> Given task
Omit the pictures and return every entry exactly as written.

· · ·

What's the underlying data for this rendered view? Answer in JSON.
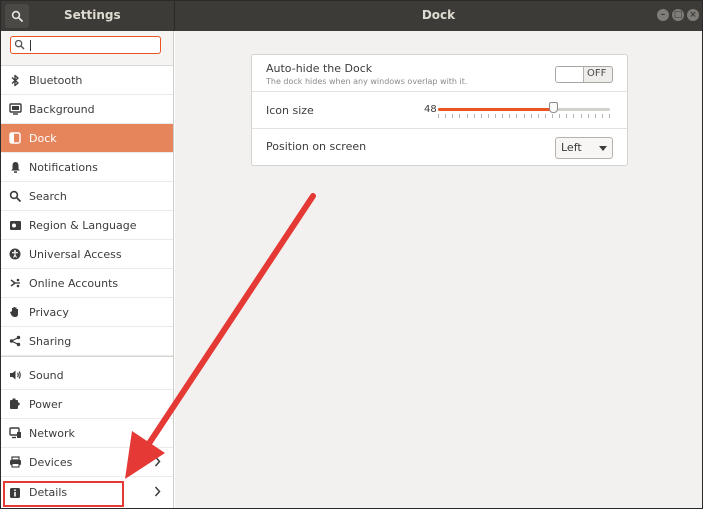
{
  "header": {
    "left_title": "Settings",
    "title": "Dock"
  },
  "search": {
    "value": "",
    "placeholder": ""
  },
  "sidebar": {
    "items": [
      {
        "label": "Bluetooth",
        "icon": "bluetooth-icon"
      },
      {
        "label": "Background",
        "icon": "display-icon"
      },
      {
        "label": "Dock",
        "icon": "dock-icon",
        "active": true
      },
      {
        "label": "Notifications",
        "icon": "bell-icon"
      },
      {
        "label": "Search",
        "icon": "search-icon"
      },
      {
        "label": "Region & Language",
        "icon": "flag-icon"
      },
      {
        "label": "Universal Access",
        "icon": "accessibility-icon"
      },
      {
        "label": "Online Accounts",
        "icon": "online-accounts-icon"
      },
      {
        "label": "Privacy",
        "icon": "hand-icon"
      },
      {
        "label": "Sharing",
        "icon": "share-icon"
      },
      {
        "label": "Sound",
        "icon": "speaker-icon"
      },
      {
        "label": "Power",
        "icon": "battery-icon"
      },
      {
        "label": "Network",
        "icon": "network-icon"
      },
      {
        "label": "Devices",
        "icon": "printer-icon",
        "has_submenu": true
      },
      {
        "label": "Details",
        "icon": "info-icon",
        "has_submenu": true,
        "highlighted": true
      }
    ]
  },
  "dock": {
    "autohide": {
      "label": "Auto-hide the Dock",
      "description": "The dock hides when any windows overlap with it.",
      "state": "OFF"
    },
    "icon_size": {
      "label": "Icon size",
      "value": "48",
      "min": 16,
      "max": 64
    },
    "position": {
      "label": "Position on screen",
      "selected": "Left"
    }
  },
  "colors": {
    "accent": "#e95420",
    "sidebar_active": "#e6845c",
    "headerbar": "#3c3b37",
    "annotation": "#e53935"
  }
}
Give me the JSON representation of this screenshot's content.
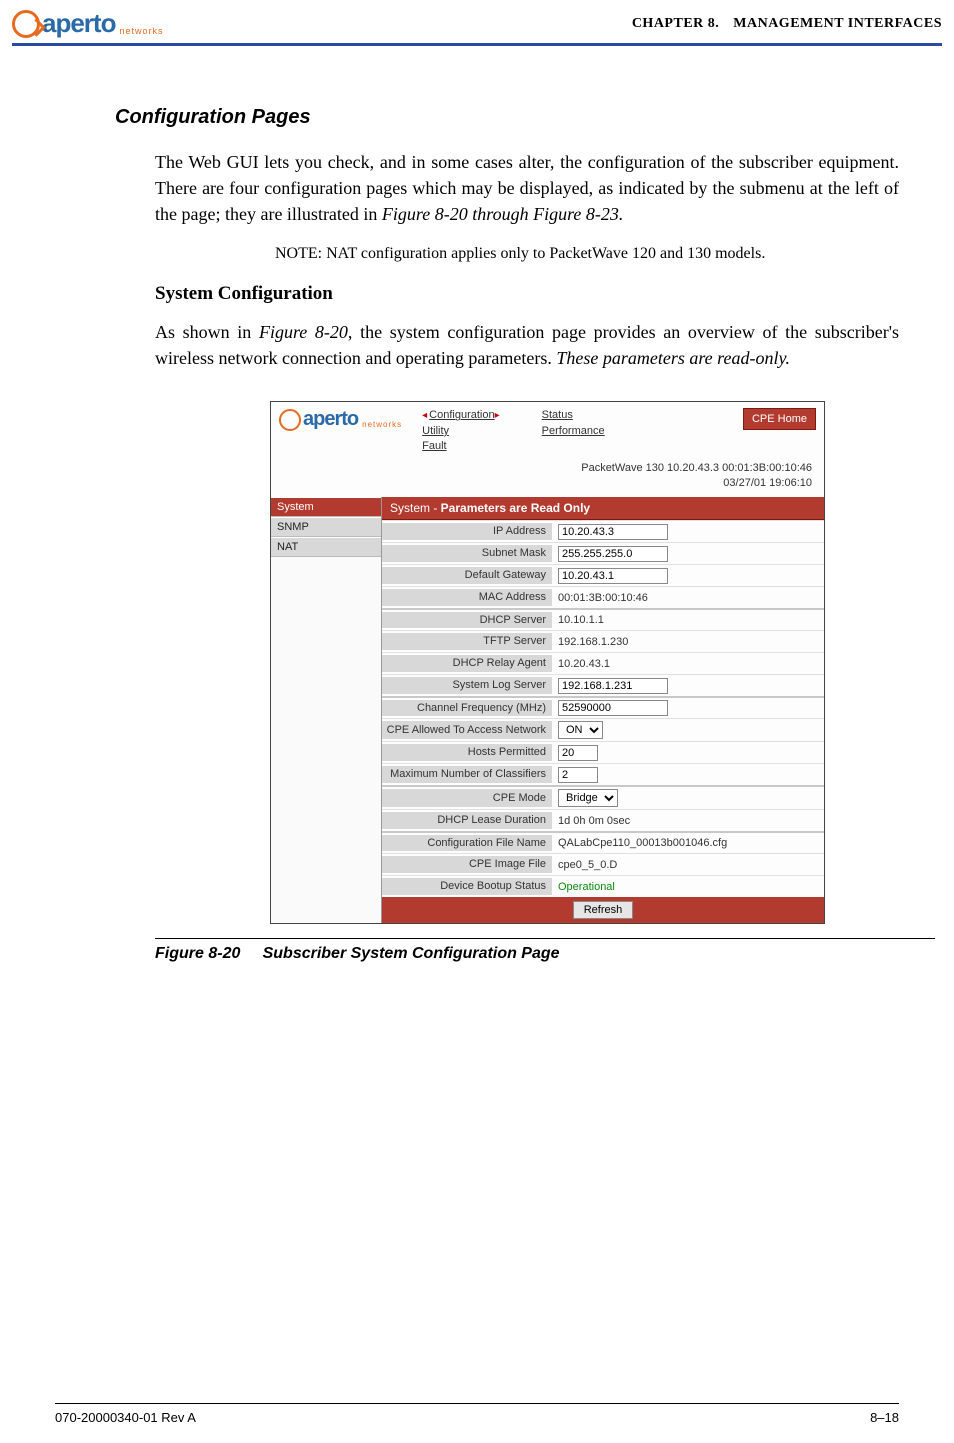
{
  "header": {
    "logo_text": "aperto",
    "logo_sub": "networks",
    "chapter": "CHAPTER 8.",
    "chapter_title": "MANAGEMENT INTERFACES"
  },
  "section_title": "Configuration Pages",
  "para1_a": "The Web GUI lets you check, and in some cases alter, the configuration of the subscriber equipment. There are four configuration pages which may be displayed, as indicated by the submenu at the left of the page; they are illustrated in ",
  "para1_ref": "Figure 8-20 through Figure 8-23.",
  "note_prefix": "NOTE:  ",
  "note_text": "NAT configuration applies only to PacketWave 120 and 130 models.",
  "subhead": "System Configuration",
  "para2_a": "As shown in ",
  "para2_ref": "Figure 8-20",
  "para2_b": ", the system configuration page provides an overview of the subscriber's wireless network connection and operating parameters. ",
  "para2_ital": "These parameters are read-only.",
  "figure": {
    "logo_text": "aperto",
    "logo_sub": "networks",
    "tabs": {
      "col1": [
        "Configuration",
        "Utility",
        "Fault"
      ],
      "col2": [
        "Status",
        "Performance"
      ]
    },
    "cpe_home": "CPE Home",
    "info_line1": "PacketWave 130    10.20.43.3    00:01:3B:00:10:46",
    "info_line2": "03/27/01    19:06:10",
    "sidebar": [
      "System",
      "SNMP",
      "NAT"
    ],
    "panel_title_a": "System - ",
    "panel_title_b": "Parameters are Read Only",
    "rows": {
      "ip_lbl": "IP Address",
      "ip_val": "10.20.43.3",
      "mask_lbl": "Subnet Mask",
      "mask_val": "255.255.255.0",
      "gw_lbl": "Default Gateway",
      "gw_val": "10.20.43.1",
      "mac_lbl": "MAC Address",
      "mac_val": "00:01:3B:00:10:46",
      "dhcp_lbl": "DHCP Server",
      "dhcp_val": "10.10.1.1",
      "tftp_lbl": "TFTP Server",
      "tftp_val": "192.168.1.230",
      "relay_lbl": "DHCP Relay Agent",
      "relay_val": "10.20.43.1",
      "syslog_lbl": "System Log Server",
      "syslog_val": "192.168.1.231",
      "freq_lbl": "Channel Frequency (MHz)",
      "freq_val": "52590000",
      "allow_lbl": "CPE Allowed To Access Network",
      "allow_val": "ON",
      "hosts_lbl": "Hosts Permitted",
      "hosts_val": "20",
      "maxcls_lbl": "Maximum Number of Classifiers",
      "maxcls_val": "2",
      "mode_lbl": "CPE Mode",
      "mode_val": "Bridge",
      "lease_lbl": "DHCP Lease Duration",
      "lease_val": "1d 0h 0m 0sec",
      "cfg_lbl": "Configuration File Name",
      "cfg_val": "QALabCpe110_00013b001046.cfg",
      "img_lbl": "CPE Image File",
      "img_val": "cpe0_5_0.D",
      "boot_lbl": "Device Bootup Status",
      "boot_val": "Operational"
    },
    "refresh": "Refresh"
  },
  "caption_ref": "Figure 8-20",
  "caption_text": "Subscriber System Configuration Page",
  "footer": {
    "left": "070-20000340-01 Rev A",
    "right": "8–18"
  }
}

· · ·

> Written solution
What's the underlying data for this rendered view? Answer in JSON.
{
  "header": {
    "left_title": "Settings",
    "title": "Dock"
  },
  "search": {
    "value": "",
    "placeholder": ""
  },
  "sidebar": {
    "items": [
      {
        "label": "Bluetooth",
        "icon": "bluetooth-icon"
      },
      {
        "label": "Background",
        "icon": "display-icon"
      },
      {
        "label": "Dock",
        "icon": "dock-icon",
        "active": true
      },
      {
        "label": "Notifications",
        "icon": "bell-icon"
      },
      {
        "label": "Search",
        "icon": "search-icon"
      },
      {
        "label": "Region & Language",
        "icon": "flag-icon"
      },
      {
        "label": "Universal Access",
        "icon": "accessibility-icon"
      },
      {
        "label": "Online Accounts",
        "icon": "online-accounts-icon"
      },
      {
        "label": "Privacy",
        "icon": "hand-icon"
      },
      {
        "label": "Sharing",
        "icon": "share-icon"
      },
      {
        "label": "Sound",
        "icon": "speaker-icon"
      },
      {
        "label": "Power",
        "icon": "battery-icon"
      },
      {
        "label": "Network",
        "icon": "network-icon"
      },
      {
        "label": "Devices",
        "icon": "printer-icon",
        "has_submenu": true
      },
      {
        "label": "Details",
        "icon": "info-icon",
        "has_submenu": true,
        "highlighted": true
      }
    ]
  },
  "dock": {
    "autohide": {
      "label": "Auto-hide the Dock",
      "description": "The dock hides when any windows overlap with it.",
      "state": "OFF"
    },
    "icon_size": {
      "label": "Icon size",
      "value": "48",
      "min": 16,
      "max": 64
    },
    "position": {
      "label": "Position on screen",
      "selected": "Left"
    }
  },
  "colors": {
    "accent": "#e95420",
    "sidebar_active": "#e6845c",
    "headerbar": "#3c3b37",
    "annotation": "#e53935"
  }
}
Give me the JSON representation of this screenshot's content.
{
  "header": {
    "logo_text": "aperto",
    "logo_sub": "networks",
    "chapter": "CHAPTER 8.",
    "chapter_title": "MANAGEMENT INTERFACES"
  },
  "section_title": "Configuration Pages",
  "para1_a": "The Web GUI lets you check, and in some cases alter, the configuration of the subscriber equipment. There are four configuration pages which may be displayed, as indicated by the submenu at the left of the page; they are illustrated in ",
  "para1_ref": "Figure 8-20 through Figure 8-23.",
  "note_prefix": "NOTE:  ",
  "note_text": "NAT configuration applies only to PacketWave 120 and 130 models.",
  "subhead": "System Configuration",
  "para2_a": "As shown in ",
  "para2_ref": "Figure 8-20",
  "para2_b": ", the system configuration page provides an overview of the subscriber's wireless network connection and operating parameters. ",
  "para2_ital": "These parameters are read-only.",
  "figure": {
    "logo_text": "aperto",
    "logo_sub": "networks",
    "tabs": {
      "col1": [
        "Configuration",
        "Utility",
        "Fault"
      ],
      "col2": [
        "Status",
        "Performance"
      ]
    },
    "cpe_home": "CPE Home",
    "info_line1": "PacketWave 130    10.20.43.3    00:01:3B:00:10:46",
    "info_line2": "03/27/01    19:06:10",
    "sidebar": [
      "System",
      "SNMP",
      "NAT"
    ],
    "panel_title_a": "System - ",
    "panel_title_b": "Parameters are Read Only",
    "rows": {
      "ip_lbl": "IP Address",
      "ip_val": "10.20.43.3",
      "mask_lbl": "Subnet Mask",
      "mask_val": "255.255.255.0",
      "gw_lbl": "Default Gateway",
      "gw_val": "10.20.43.1",
      "mac_lbl": "MAC Address",
      "mac_val": "00:01:3B:00:10:46",
      "dhcp_lbl": "DHCP Server",
      "dhcp_val": "10.10.1.1",
      "tftp_lbl": "TFTP Server",
      "tftp_val": "192.168.1.230",
      "relay_lbl": "DHCP Relay Agent",
      "relay_val": "10.20.43.1",
      "syslog_lbl": "System Log Server",
      "syslog_val": "192.168.1.231",
      "freq_lbl": "Channel Frequency (MHz)",
      "freq_val": "52590000",
      "allow_lbl": "CPE Allowed To Access Network",
      "allow_val": "ON",
      "hosts_lbl": "Hosts Permitted",
      "hosts_val": "20",
      "maxcls_lbl": "Maximum Number of Classifiers",
      "maxcls_val": "2",
      "mode_lbl": "CPE Mode",
      "mode_val": "Bridge",
      "lease_lbl": "DHCP Lease Duration",
      "lease_val": "1d 0h 0m 0sec",
      "cfg_lbl": "Configuration File Name",
      "cfg_val": "QALabCpe110_00013b001046.cfg",
      "img_lbl": "CPE Image File",
      "img_val": "cpe0_5_0.D",
      "boot_lbl": "Device Bootup Status",
      "boot_val": "Operational"
    },
    "refresh": "Refresh"
  },
  "caption_ref": "Figure 8-20",
  "caption_text": "Subscriber System Configuration Page",
  "footer": {
    "left": "070-20000340-01 Rev A",
    "right": "8–18"
  }
}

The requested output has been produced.